**Work instructions:**
Which lines include the word "label"? Copy each of them.

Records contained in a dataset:
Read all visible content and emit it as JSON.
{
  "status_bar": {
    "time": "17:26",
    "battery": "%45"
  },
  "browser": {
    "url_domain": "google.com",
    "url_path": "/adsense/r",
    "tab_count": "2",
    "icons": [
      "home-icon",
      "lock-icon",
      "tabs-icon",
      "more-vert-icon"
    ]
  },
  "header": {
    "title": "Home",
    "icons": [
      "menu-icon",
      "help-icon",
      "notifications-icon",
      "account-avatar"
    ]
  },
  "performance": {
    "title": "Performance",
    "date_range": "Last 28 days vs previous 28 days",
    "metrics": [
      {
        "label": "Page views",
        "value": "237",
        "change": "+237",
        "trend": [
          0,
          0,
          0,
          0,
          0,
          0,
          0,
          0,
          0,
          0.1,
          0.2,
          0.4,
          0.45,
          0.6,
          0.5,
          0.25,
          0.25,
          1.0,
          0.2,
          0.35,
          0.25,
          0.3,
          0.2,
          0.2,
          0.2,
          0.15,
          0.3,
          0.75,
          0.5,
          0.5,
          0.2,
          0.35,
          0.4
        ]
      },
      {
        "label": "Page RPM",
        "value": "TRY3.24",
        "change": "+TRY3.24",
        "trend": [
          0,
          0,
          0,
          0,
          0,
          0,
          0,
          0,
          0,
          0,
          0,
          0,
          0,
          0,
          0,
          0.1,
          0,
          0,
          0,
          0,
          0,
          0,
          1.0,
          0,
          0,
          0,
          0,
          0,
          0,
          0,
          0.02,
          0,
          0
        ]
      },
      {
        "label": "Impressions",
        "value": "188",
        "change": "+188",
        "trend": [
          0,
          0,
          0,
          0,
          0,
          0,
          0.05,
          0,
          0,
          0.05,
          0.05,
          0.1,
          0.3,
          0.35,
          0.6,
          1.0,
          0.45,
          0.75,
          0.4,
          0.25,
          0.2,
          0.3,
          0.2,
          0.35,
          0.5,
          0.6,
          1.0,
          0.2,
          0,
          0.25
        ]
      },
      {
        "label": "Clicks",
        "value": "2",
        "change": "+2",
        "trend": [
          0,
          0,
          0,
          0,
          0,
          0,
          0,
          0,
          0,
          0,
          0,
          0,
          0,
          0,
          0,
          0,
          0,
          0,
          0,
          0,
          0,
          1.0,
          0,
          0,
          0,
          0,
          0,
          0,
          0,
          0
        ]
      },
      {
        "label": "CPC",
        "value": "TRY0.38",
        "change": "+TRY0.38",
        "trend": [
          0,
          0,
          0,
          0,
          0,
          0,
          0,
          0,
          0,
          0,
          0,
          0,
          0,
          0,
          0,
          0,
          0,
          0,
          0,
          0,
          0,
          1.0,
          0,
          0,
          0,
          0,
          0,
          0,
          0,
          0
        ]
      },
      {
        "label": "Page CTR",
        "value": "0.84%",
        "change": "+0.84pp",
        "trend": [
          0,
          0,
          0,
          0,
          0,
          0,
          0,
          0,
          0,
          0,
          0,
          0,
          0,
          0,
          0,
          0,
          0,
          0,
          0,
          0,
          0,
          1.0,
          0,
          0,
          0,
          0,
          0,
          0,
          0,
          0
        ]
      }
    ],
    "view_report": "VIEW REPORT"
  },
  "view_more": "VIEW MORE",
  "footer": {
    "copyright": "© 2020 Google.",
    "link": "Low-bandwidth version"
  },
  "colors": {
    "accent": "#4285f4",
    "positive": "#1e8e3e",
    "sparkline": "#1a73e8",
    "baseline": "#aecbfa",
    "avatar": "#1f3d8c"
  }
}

**Result of this task:**
        "label": "Page views",
        "label": "Page RPM",
        "label": "Impressions",
        "label": "Clicks",
        "label": "CPC",
        "label": "Page CTR",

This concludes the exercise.